> Stored records:

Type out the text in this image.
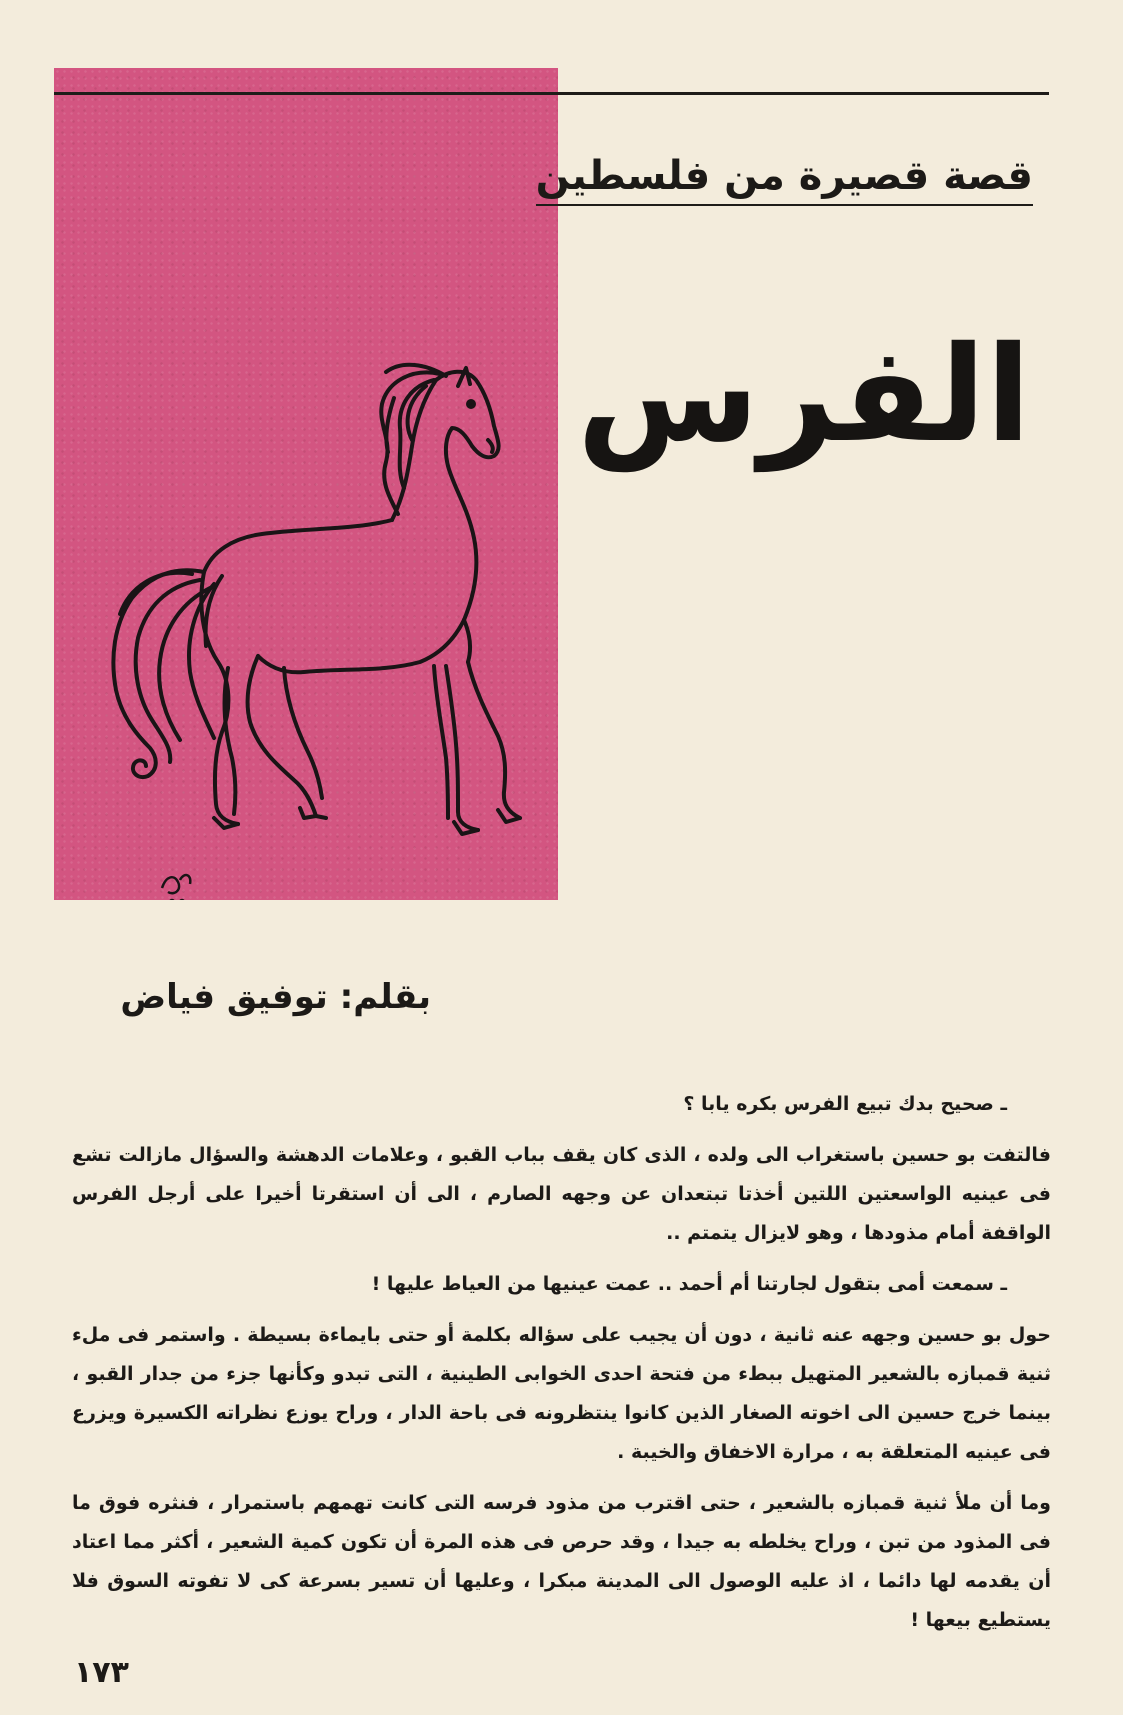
قصة قصيرة من فلسطين
الفرس
بقلم: توفيق فياض

ـ صحيح بدك تبيع الفرس بكره يابا ؟

فالتفت بو حسين باستغراب الى ولده ، الذى كان يقف بباب القبو ، وعلامات الدهشة والسؤال مازالت تشع فى عينيه الواسعتين اللتين أخذتا تبتعدان عن وجهه الصارم ، الى أن استقرتا أخيرا على أرجل الفرس الواقفة أمام مذودها ، وهو لايزال يتمتم ..

ـ سمعت أمى بتقول لجارتنا أم أحمد .. عمت عينيها من العياط عليها !

حول بو حسين وجهه عنه ثانية ، دون أن يجيب على سؤاله بكلمة أو حتى بايماءة بسيطة . واستمر فى ملء ثنية قمبازه بالشعير المتهيل ببطء من فتحة احدى الخوابى الطينية ، التى تبدو وكأنها جزء من جدار القبو ، بينما خرج حسين الى اخوته الصغار الذين كانوا ينتظرونه فى باحة الدار ، وراح يوزع نظراته الكسيرة ويزرع فى عينيه المتعلقة به ، مرارة الاخفاق والخيبة .

وما أن ملأ ثنية قمبازه بالشعير ، حتى اقترب من مذود فرسه التى كانت تهمهم باستمرار ، فنثره فوق ما فى المذود من تبن ، وراح يخلطه به جيدا ، وقد حرص فى هذه المرة أن تكون كمية الشعير ، أكثر مما اعتاد أن يقدمه لها دائما ، اذ عليه الوصول الى المدينة مبكرا ، وعليها أن تسير بسرعة كى لا تفوته السوق فلا يستطيع بيعها !

١٧٣
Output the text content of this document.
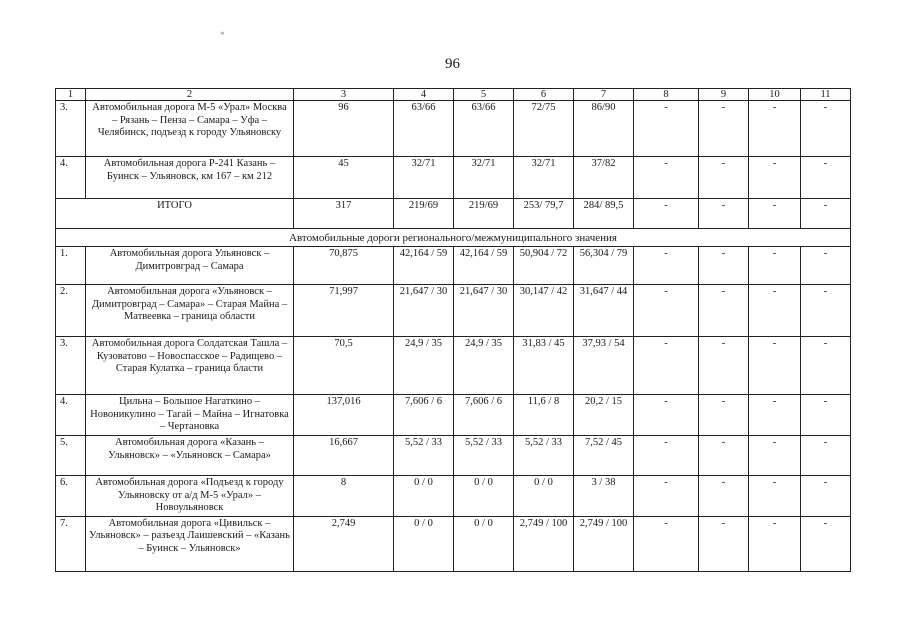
96
*
1	2	3	4	5	6	7	8	9	10	11
3.	Автомобильная дорога М-5 «Урал» Москва – Рязань – Пенза – Самара – Уфа – Челябинск, подъезд к городу Ульяновску	96	63/66	63/66	72/75	86/90	-	-	-	-
4.	Автомобильная дорога Р-241 Казань – Буинск – Ульяновск, км 167 – км 212	45	32/71	32/71	32/71	37/82	-	-	-	-
ИТОГО		317	219/69	219/69	253/ 79,7	284/ 89,5	-	-	-	-
Автомобильные дороги регионального/межмуниципального значения										
1.	Автомобильная дорога Ульяновск – Димитровград – Самара	70,875	42,164 / 59	42,164 / 59	50,904 / 72	56,304 / 79	-	-	-	-
2.	Автомобильная дорога «Ульяновск – Димитровград – Самара» – Старая Майна – Матвеевка – граница области	71,997	21,647 / 30	21,647 / 30	30,147 / 42	31,647 / 44	-	-	-	-
3.	Автомобильная дорога Солдатская Ташла – Кузоватово – Новоспасское – Радищево – Старая Кулатка – граница бласти	70,5	24,9 / 35	24,9 / 35	31,83 / 45	37,93 / 54	-	-	-	-
4.	Цильна – Большое Нагаткино – Новоникулино – Тагай – Майна – Игнатовка – Чертановка	137,016	7,606 / 6	7,606 / 6	11,6 / 8	20,2 / 15	-	-	-	-
5.	Автомобильная дорога «Казань – Ульяновск» – «Ульяновск – Самара»	16,667	5,52 / 33	5,52 / 33	5,52 / 33	7,52 / 45	-	-	-	-
6.	Автомобильная дорога «Подъезд к городу Ульяновску от а/д М-5 «Урал» – Новоульяновск	8	0 / 0	0 / 0	0 / 0	3 / 38	-	-	-	-
7.	Автомобильная дорога «Цивильск – Ульяновск» – разъезд Лаишевский – «Казань – Буинск – Ульяновск»	2,749	0 / 0	0 / 0	2,749 / 100	2,749 / 100	-	-	-	-
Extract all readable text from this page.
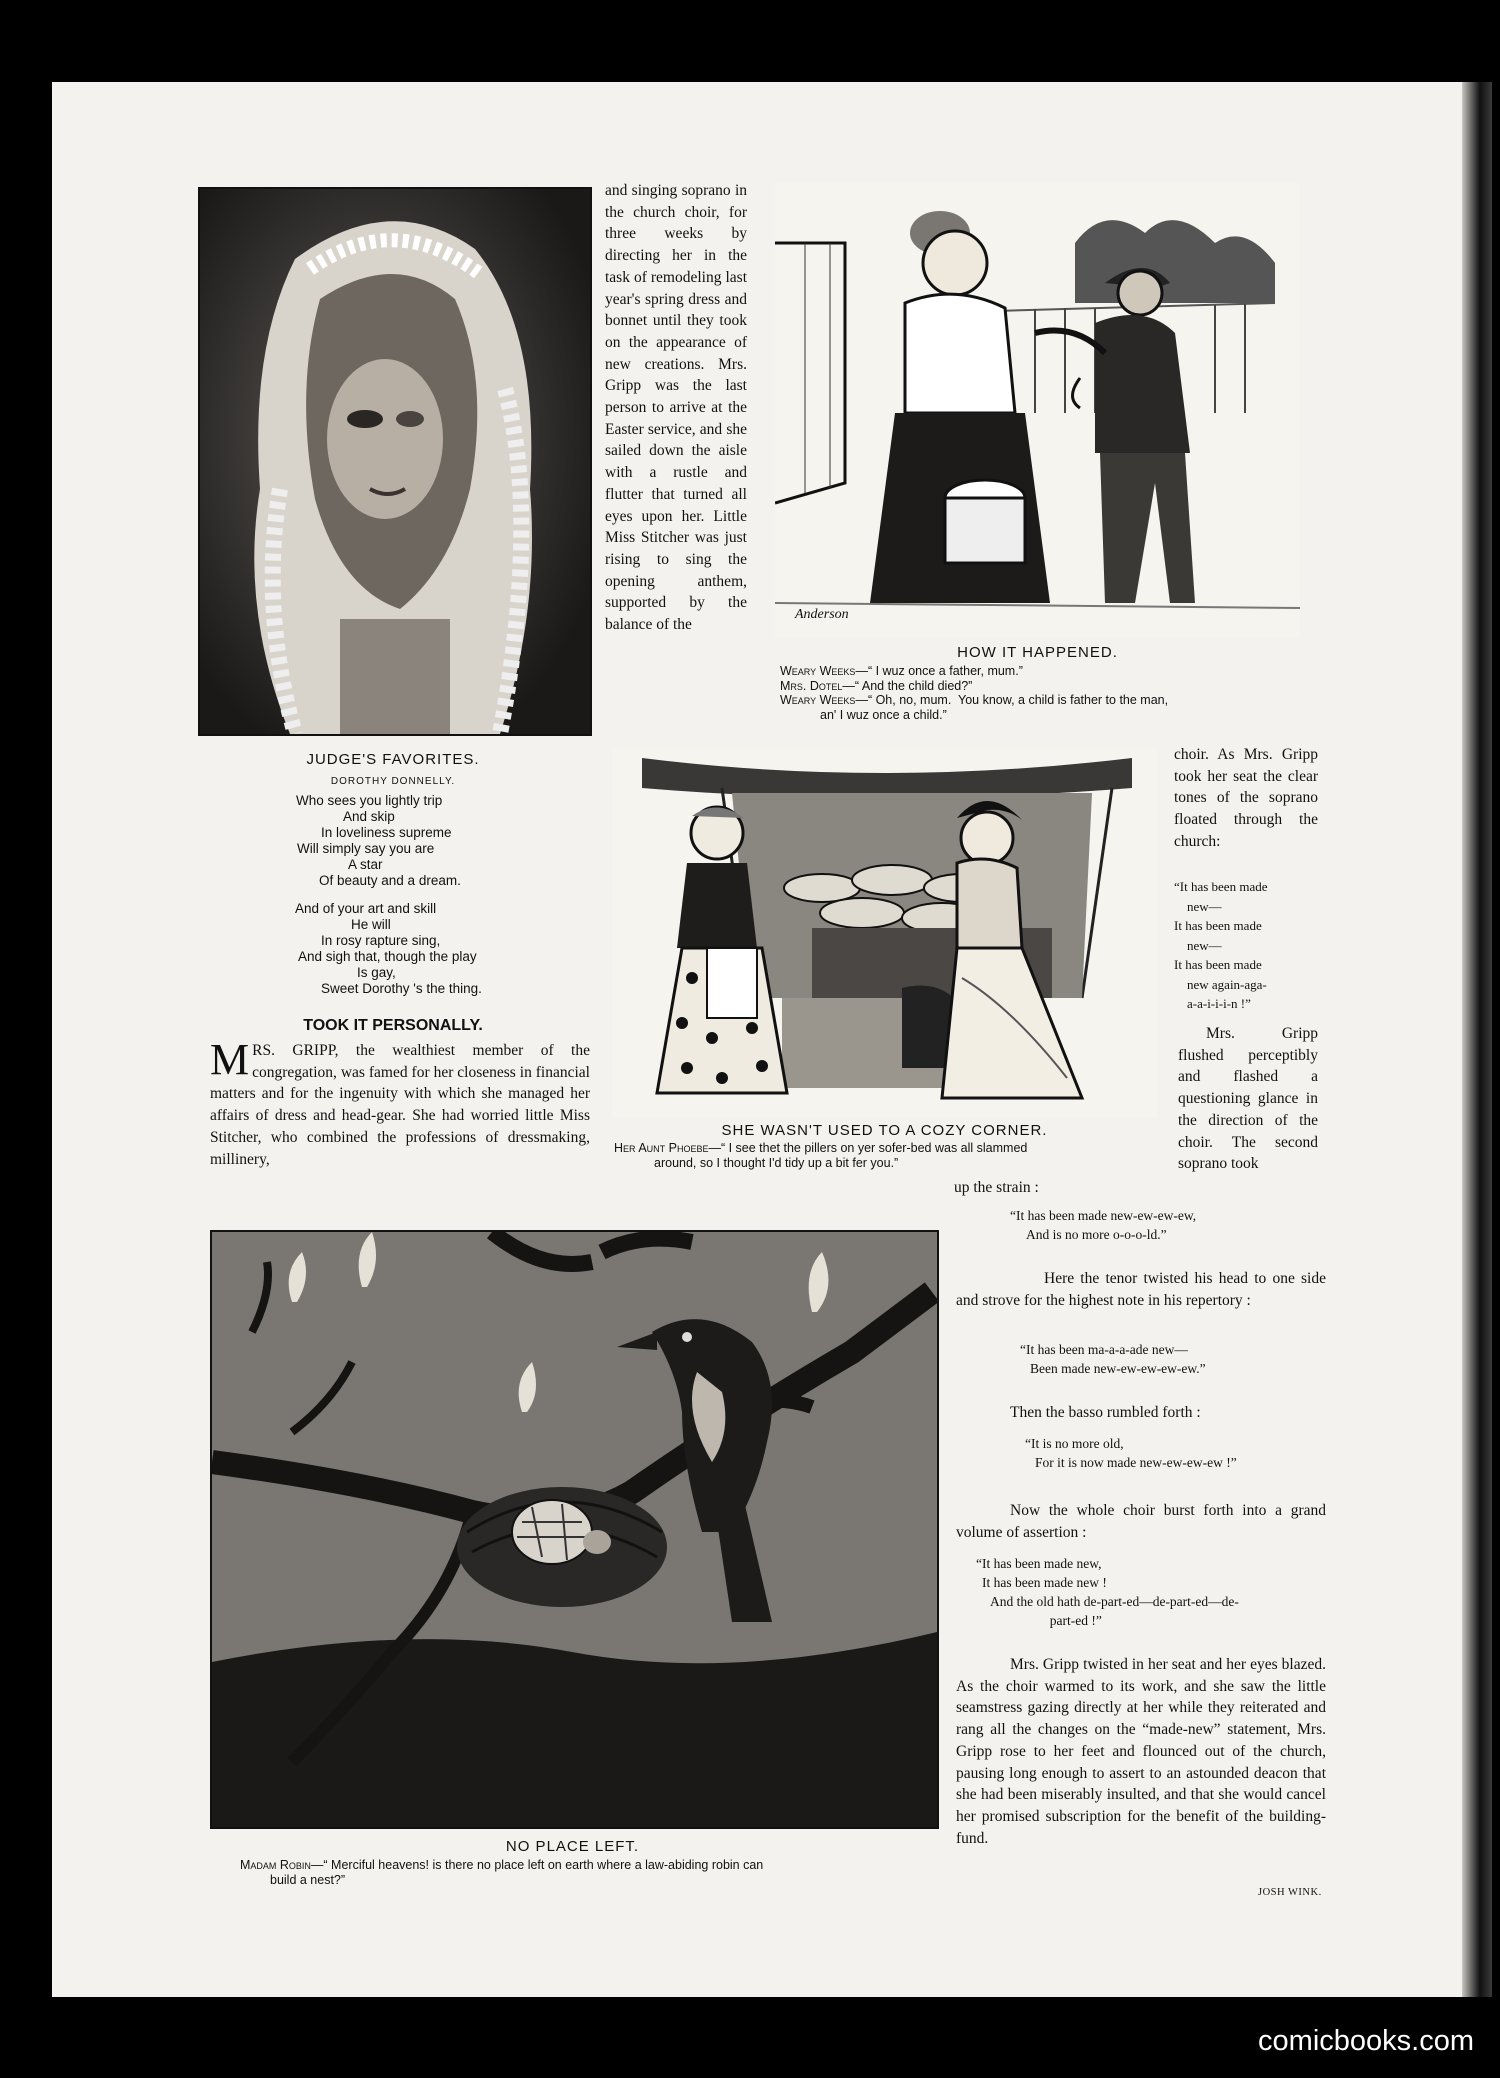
JUDGE'S FAVORITES.
DOROTHY DONNELLY.
Who sees you lightly trip
And skip
In loveliness supreme
Will simply say you are
A star
Of beauty and a dream.
And of your art and skill
He will
In rosy rapture sing,
And sigh that, though the play
Is gay,
Sweet Dorothy 's the thing.
TOOK IT PERSONALLY.
MRS. GRIPP, the wealthiest member of the congregation, was famed for her closeness in financial matters and for the ingenuity with which she managed her affairs of dress and head-gear. She had worried little Miss Stitcher, who combined the professions of dressmaking, millinery,
and singing soprano in the church choir, for three weeks by directing her in the task of remodeling last year's spring dress and bonnet until they took on the appearance of new creations. Mrs. Gripp was the last person to arrive at the Easter service, and she sailed down the aisle with a rustle and flutter that turned all eyes upon her. Little Miss Stitcher was just rising to sing the opening anthem, supported by the balance of the
Anderson
HOW IT HAPPENED.
Weary Weeks—“ I wuz once a father, mum.”
Mrs. Dotel—“ And the child died?”
Weary Weeks—“ Oh, no, mum.  You know, a child is father to the man,
an' I wuz once a child.”
SHE WASN'T USED TO A COZY CORNER.
Her Aunt Phoebe—“ I see thet the pillers on yer sofer-bed was all slammed
around, so I thought I'd tidy up a bit fer you.”
choir. As Mrs. Gripp took her seat the clear tones of the soprano floated through the church:
“It has been made
new—
It has been made
new—
It has been made
new again-aga-
a-a-i-i-i-n !”
Mrs. Gripp flushed perceptibly and flashed a questioning glance in the direction of the choir. The second soprano took
up the strain :
“It has been made new-ew-ew-ew,
And is no more o-o-o-ld.”
Here the tenor twisted his head to one side and strove for the highest note in his repertory :
“It has been ma-a-a-ade new—
Been made new-ew-ew-ew-ew.”
Then the basso rumbled forth :
“It is no more old,
For it is now made new-ew-ew-ew !”
Now the whole choir burst forth into a grand volume of assertion :
“It has been made new,
It has been made new !
And the old hath de-part-ed—de-part-ed—de-
part-ed !”
Mrs. Gripp twisted in her seat and her eyes blazed. As the choir warmed to its work, and she saw the little seamstress gazing directly at her while they reiterated and rang all the changes on the “made-new” statement, Mrs. Gripp rose to her feet and flounced out of the church, pausing long enough to assert to an astounded deacon that she had been miserably insulted, and that she would cancel her promised subscription for the benefit of the building-fund.
JOSH WINK.
NO PLACE LEFT.
Madam Robin—“ Merciful heavens! is there no place left on earth where a law-abiding robin can
build a nest?”
comicbooks.com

> Stated problem: Transcribe the full listing above exactly as it stands, minus the pictures.

> Correct result:
Type out the text in this image.
قصة قصيرة من فلسطين
الفرس
بقلم: توفيق فياض

ـ صحيح بدك تبيع الفرس بكره يابا ؟

فالتفت بو حسين باستغراب الى ولده ، الذى كان يقف بباب القبو ، وعلامات الدهشة والسؤال مازالت تشع فى عينيه الواسعتين اللتين أخذتا تبتعدان عن وجهه الصارم ، الى أن استقرتا أخيرا على أرجل الفرس الواقفة أمام مذودها ، وهو لايزال يتمتم ..

ـ سمعت أمى بتقول لجارتنا أم أحمد .. عمت عينيها من العياط عليها !

حول بو حسين وجهه عنه ثانية ، دون أن يجيب على سؤاله بكلمة أو حتى بايماءة بسيطة . واستمر فى ملء ثنية قمبازه بالشعير المتهيل ببطء من فتحة احدى الخوابى الطينية ، التى تبدو وكأنها جزء من جدار القبو ، بينما خرج حسين الى اخوته الصغار الذين كانوا ينتظرونه فى باحة الدار ، وراح يوزع نظراته الكسيرة ويزرع فى عينيه المتعلقة به ، مرارة الاخفاق والخيبة .

وما أن ملأ ثنية قمبازه بالشعير ، حتى اقترب من مذود فرسه التى كانت تهمهم باستمرار ، فنثره فوق ما فى المذود من تبن ، وراح يخلطه به جيدا ، وقد حرص فى هذه المرة أن تكون كمية الشعير ، أكثر مما اعتاد أن يقدمه لها دائما ، اذ عليه الوصول الى المدينة مبكرا ، وعليها أن تسير بسرعة كى لا تفوته السوق فلا يستطيع بيعها !

١٧٣
Output the text content of this document.
96
*
1	2	3	4	5	6	7	8	9	10	11
3.	Автомобильная дорога М-5 «Урал» Москва – Рязань – Пенза – Самара – Уфа – Челябинск, подъезд к городу Ульяновску	96	63/66	63/66	72/75	86/90	-	-	-	-
4.	Автомобильная дорога Р-241 Казань – Буинск – Ульяновск, км 167 – км 212	45	32/71	32/71	32/71	37/82	-	-	-	-
ИТОГО		317	219/69	219/69	253/ 79,7	284/ 89,5	-	-	-	-
Автомобильные дороги регионального/межмуниципального значения										
1.	Автомобильная дорога Ульяновск – Димитровград – Самара	70,875	42,164 / 59	42,164 / 59	50,904 / 72	56,304 / 79	-	-	-	-
2.	Автомобильная дорога «Ульяновск – Димитровград – Самара» – Старая Майна – Матвеевка – граница области	71,997	21,647 / 30	21,647 / 30	30,147 / 42	31,647 / 44	-	-	-	-
3.	Автомобильная дорога Солдатская Ташла – Кузоватово – Новоспасское – Радищево – Старая Кулатка – граница бласти	70,5	24,9 / 35	24,9 / 35	31,83 / 45	37,93 / 54	-	-	-	-
4.	Цильна – Большое Нагаткино – Новоникулино – Тагай – Майна – Игнатовка – Чертановка	137,016	7,606 / 6	7,606 / 6	11,6 / 8	20,2 / 15	-	-	-	-
5.	Автомобильная дорога «Казань – Ульяновск» – «Ульяновск – Самара»	16,667	5,52 / 33	5,52 / 33	5,52 / 33	7,52 / 45	-	-	-	-
6.	Автомобильная дорога «Подъезд к городу Ульяновску от а/д М-5 «Урал» – Новоульяновск	8	0 / 0	0 / 0	0 / 0	3 / 38	-	-	-	-
7.	Автомобильная дорога «Цивильск – Ульяновск» – разъезд Лаишевский – «Казань – Буинск – Ульяновск»	2,749	0 / 0	0 / 0	2,749 / 100	2,749 / 100	-	-	-	-
Extract all readable text from this page.
JUDGE'S FAVORITES.
DOROTHY DONNELLY.
Who sees you lightly trip
And skip
In loveliness supreme
Will simply say you are
A star
Of beauty and a dream.
And of your art and skill
He will
In rosy rapture sing,
And sigh that, though the play
Is gay,
Sweet Dorothy 's the thing.
TOOK IT PERSONALLY.
MRS. GRIPP, the wealthiest member of the congregation, was famed for her closeness in financial matters and for the ingenuity with which she managed her affairs of dress and head-gear. She had worried little Miss Stitcher, who combined the professions of dressmaking, millinery,
and singing soprano in the church choir, for three weeks by directing her in the task of remodeling last year's spring dress and bonnet until they took on the appearance of new creations. Mrs. Gripp was the last person to arrive at the Easter service, and she sailed down the aisle with a rustle and flutter that turned all eyes upon her. Little Miss Stitcher was just rising to sing the opening anthem, supported by the balance of the
Anderson
HOW IT HAPPENED.
Weary Weeks—“ I wuz once a father, mum.”
Mrs. Dotel—“ And the child died?”
Weary Weeks—“ Oh, no, mum.  You know, a child is father to the man,
an' I wuz once a child.”
SHE WASN'T USED TO A COZY CORNER.
Her Aunt Phoebe—“ I see thet the pillers on yer sofer-bed was all slammed
around, so I thought I'd tidy up a bit fer you.”
choir. As Mrs. Gripp took her seat the clear tones of the soprano floated through the church:
“It has been made
new—
It has been made
new—
It has been made
new again-aga-
a-a-i-i-i-n !”
Mrs. Gripp flushed perceptibly and flashed a questioning glance in the direction of the choir. The second soprano took
up the strain :
“It has been made new-ew-ew-ew,
And is no more o-o-o-ld.”
Here the tenor twisted his head to one side and strove for the highest note in his repertory :
“It has been ma-a-a-ade new—
Been made new-ew-ew-ew-ew.”
Then the basso rumbled forth :
“It is no more old,
For it is now made new-ew-ew-ew !”
Now the whole choir burst forth into a grand volume of assertion :
“It has been made new,
It has been made new !
And the old hath de-part-ed—de-part-ed—de-
part-ed !”
Mrs. Gripp twisted in her seat and her eyes blazed. As the choir warmed to its work, and she saw the little seamstress gazing directly at her while they reiterated and rang all the changes on the “made-new” statement, Mrs. Gripp rose to her feet and flounced out of the church, pausing long enough to assert to an astounded deacon that she had been miserably insulted, and that she would cancel her promised subscription for the benefit of the building-fund.
JOSH WINK.
NO PLACE LEFT.
Madam Robin—“ Merciful heavens! is there no place left on earth where a law-abiding robin can
build a nest?”
comicbooks.com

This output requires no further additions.